* **Short problem**: What you return should match every record exactly, with the images removed.

* **The records**:
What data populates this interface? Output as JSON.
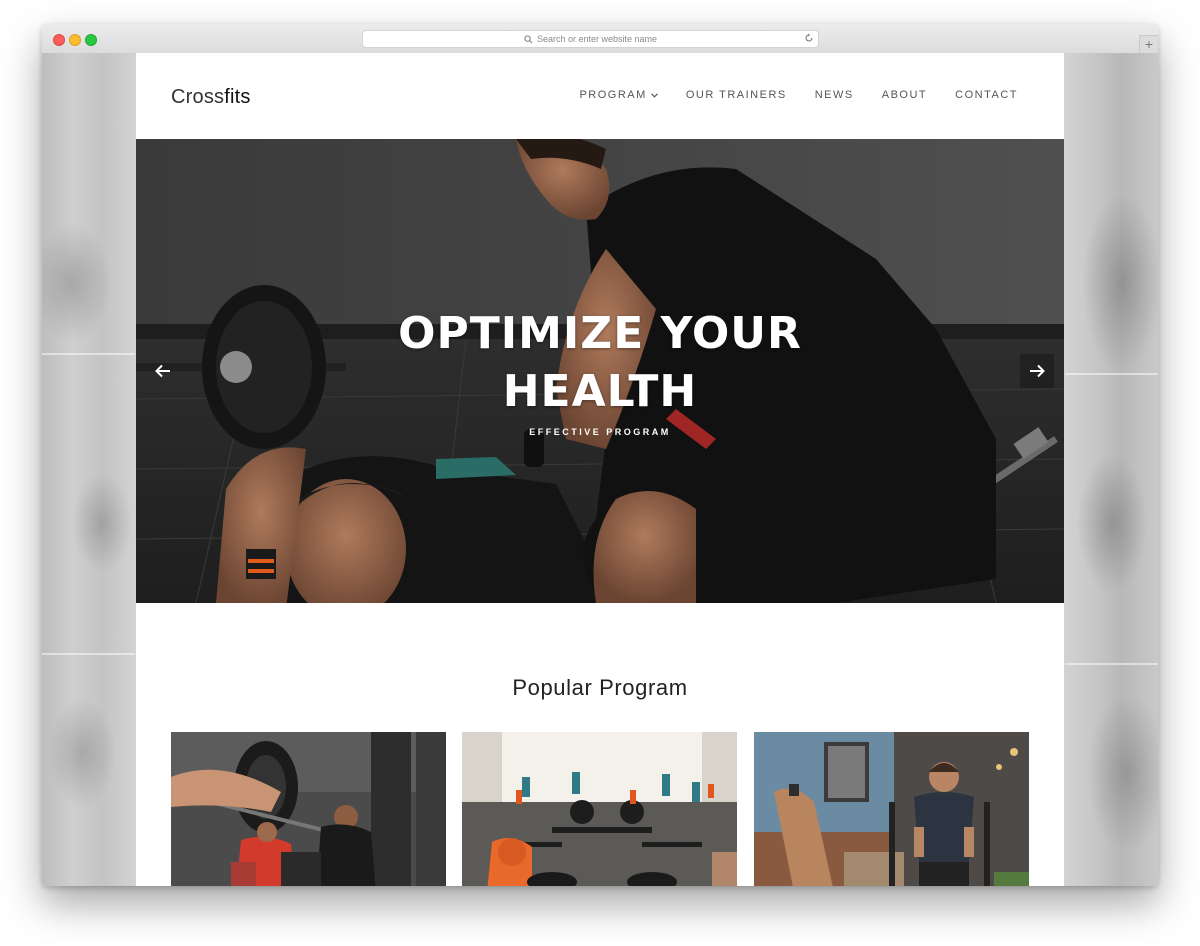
{
  "browser": {
    "url_placeholder": "Search or enter website name",
    "new_tab_label": "+"
  },
  "site": {
    "logo": {
      "part1": "Cross",
      "part2": "fits"
    },
    "nav": [
      {
        "label": "PROGRAM",
        "has_dropdown": true
      },
      {
        "label": "OUR TRAINERS"
      },
      {
        "label": "NEWS"
      },
      {
        "label": "ABOUT"
      },
      {
        "label": "CONTACT"
      }
    ],
    "hero": {
      "title_line1": "OPTIMIZE YOUR",
      "title_line2": "HEALTH",
      "subtitle": "EFFECTIVE PROGRAM"
    },
    "popular": {
      "title": "Popular Program",
      "cards": [
        {
          "image": "weightlifting-spotting-photo"
        },
        {
          "image": "group-rowing-class-photo"
        },
        {
          "image": "sled-push-trainer-photo"
        }
      ]
    }
  },
  "colors": {
    "text_dark": "#222222",
    "nav_text": "#555555",
    "hero_text": "#ffffff"
  }
}
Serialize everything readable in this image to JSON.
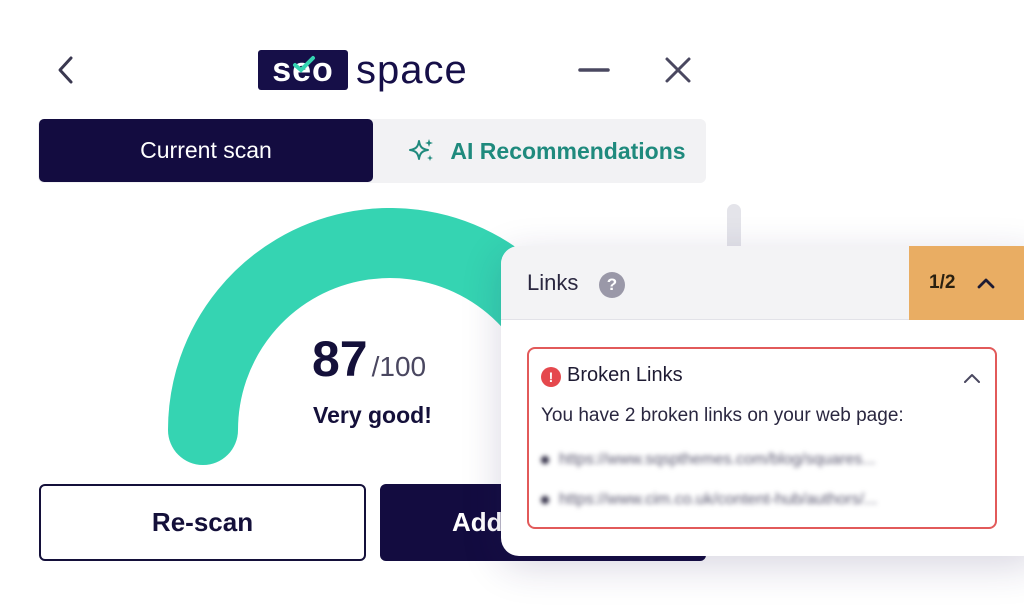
{
  "header": {
    "logo_box_text": "seo",
    "logo_text": "space"
  },
  "tabs": [
    {
      "label": "Current scan",
      "active": true
    },
    {
      "label": "AI Recommendations",
      "active": false
    }
  ],
  "score": {
    "value": "87",
    "max": "/100",
    "fraction": 0.87,
    "label": "Very good!"
  },
  "buttons": {
    "rescan": "Re-scan",
    "add": "Add"
  },
  "card": {
    "title": "Links",
    "help_icon": "?",
    "pager": "1/2",
    "issue": {
      "title": "Broken Links",
      "description": "You have 2 broken links on your web page:",
      "links": [
        "https://www.sqspthemes.com/blog/squares...",
        "https://www.cim.co.uk/content-hub/authors/..."
      ]
    }
  },
  "colors": {
    "navy": "#130c40",
    "teal": "#35d4b2",
    "ai_teal": "#1f8a7d",
    "orange": "#e9ad63",
    "error_red": "#e5484d"
  }
}
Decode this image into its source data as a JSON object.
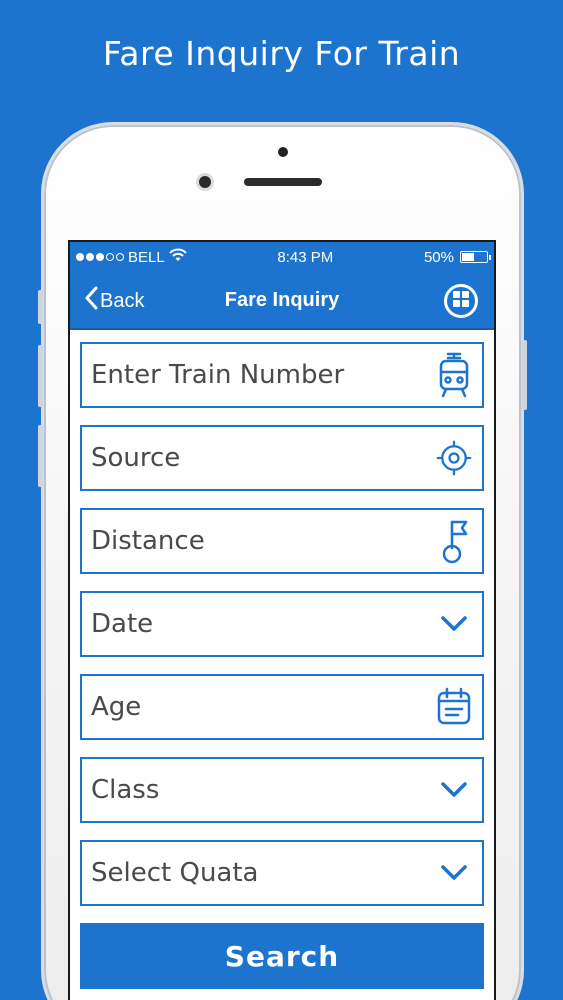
{
  "headline": "Fare Inquiry For Train",
  "status_bar": {
    "carrier": "BELL",
    "time": "8:43 PM",
    "battery": "50%",
    "battery_level": 0.5,
    "signal_bars_filled": 3,
    "signal_bars_total": 5
  },
  "nav": {
    "back_label": "Back",
    "title": "Fare Inquiry",
    "menu_icon": "grid-menu-icon"
  },
  "form": {
    "fields": [
      {
        "placeholder": "Enter Train Number",
        "icon": "train-icon"
      },
      {
        "placeholder": "Source",
        "icon": "location-target-icon"
      },
      {
        "placeholder": "Distance",
        "icon": "flag-icon"
      },
      {
        "placeholder": "Date",
        "icon": "chevron-down-icon"
      },
      {
        "placeholder": "Age",
        "icon": "calendar-icon"
      },
      {
        "placeholder": "Class",
        "icon": "chevron-down-icon"
      },
      {
        "placeholder": "Select Quata",
        "icon": "chevron-down-icon"
      }
    ],
    "submit_label": "Search"
  },
  "colors": {
    "accent": "#1d74cf",
    "field_text": "#4a4a4a"
  }
}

* **Finished exercise**:
What data populates this interface? Output as JSON.
{
  "browser": {
    "url_placeholder": "Search or enter website name",
    "new_tab_label": "+"
  },
  "site": {
    "logo": {
      "part1": "Cross",
      "part2": "fits"
    },
    "nav": [
      {
        "label": "PROGRAM",
        "has_dropdown": true
      },
      {
        "label": "OUR TRAINERS"
      },
      {
        "label": "NEWS"
      },
      {
        "label": "ABOUT"
      },
      {
        "label": "CONTACT"
      }
    ],
    "hero": {
      "title_line1": "OPTIMIZE YOUR",
      "title_line2": "HEALTH",
      "subtitle": "EFFECTIVE PROGRAM"
    },
    "popular": {
      "title": "Popular Program",
      "cards": [
        {
          "image": "weightlifting-spotting-photo"
        },
        {
          "image": "group-rowing-class-photo"
        },
        {
          "image": "sled-push-trainer-photo"
        }
      ]
    }
  },
  "colors": {
    "text_dark": "#222222",
    "nav_text": "#555555",
    "hero_text": "#ffffff"
  }
}
Serialize everything readable in this image to JSON.
{
  "header": {
    "logo_box_text": "seo",
    "logo_text": "space"
  },
  "tabs": [
    {
      "label": "Current scan",
      "active": true
    },
    {
      "label": "AI Recommendations",
      "active": false
    }
  ],
  "score": {
    "value": "87",
    "max": "/100",
    "fraction": 0.87,
    "label": "Very good!"
  },
  "buttons": {
    "rescan": "Re-scan",
    "add": "Add"
  },
  "card": {
    "title": "Links",
    "help_icon": "?",
    "pager": "1/2",
    "issue": {
      "title": "Broken Links",
      "description": "You have 2 broken links on your web page:",
      "links": [
        "https://www.sqspthemes.com/blog/squares...",
        "https://www.cim.co.uk/content-hub/authors/..."
      ]
    }
  },
  "colors": {
    "navy": "#130c40",
    "teal": "#35d4b2",
    "ai_teal": "#1f8a7d",
    "orange": "#e9ad63",
    "error_red": "#e5484d"
  }
}
Decode this image into its source data as a JSON object.
{
  "headline": "Fare Inquiry For Train",
  "status_bar": {
    "carrier": "BELL",
    "time": "8:43 PM",
    "battery": "50%",
    "battery_level": 0.5,
    "signal_bars_filled": 3,
    "signal_bars_total": 5
  },
  "nav": {
    "back_label": "Back",
    "title": "Fare Inquiry",
    "menu_icon": "grid-menu-icon"
  },
  "form": {
    "fields": [
      {
        "placeholder": "Enter Train Number",
        "icon": "train-icon"
      },
      {
        "placeholder": "Source",
        "icon": "location-target-icon"
      },
      {
        "placeholder": "Distance",
        "icon": "flag-icon"
      },
      {
        "placeholder": "Date",
        "icon": "chevron-down-icon"
      },
      {
        "placeholder": "Age",
        "icon": "calendar-icon"
      },
      {
        "placeholder": "Class",
        "icon": "chevron-down-icon"
      },
      {
        "placeholder": "Select Quata",
        "icon": "chevron-down-icon"
      }
    ],
    "submit_label": "Search"
  },
  "colors": {
    "accent": "#1d74cf",
    "field_text": "#4a4a4a"
  }
}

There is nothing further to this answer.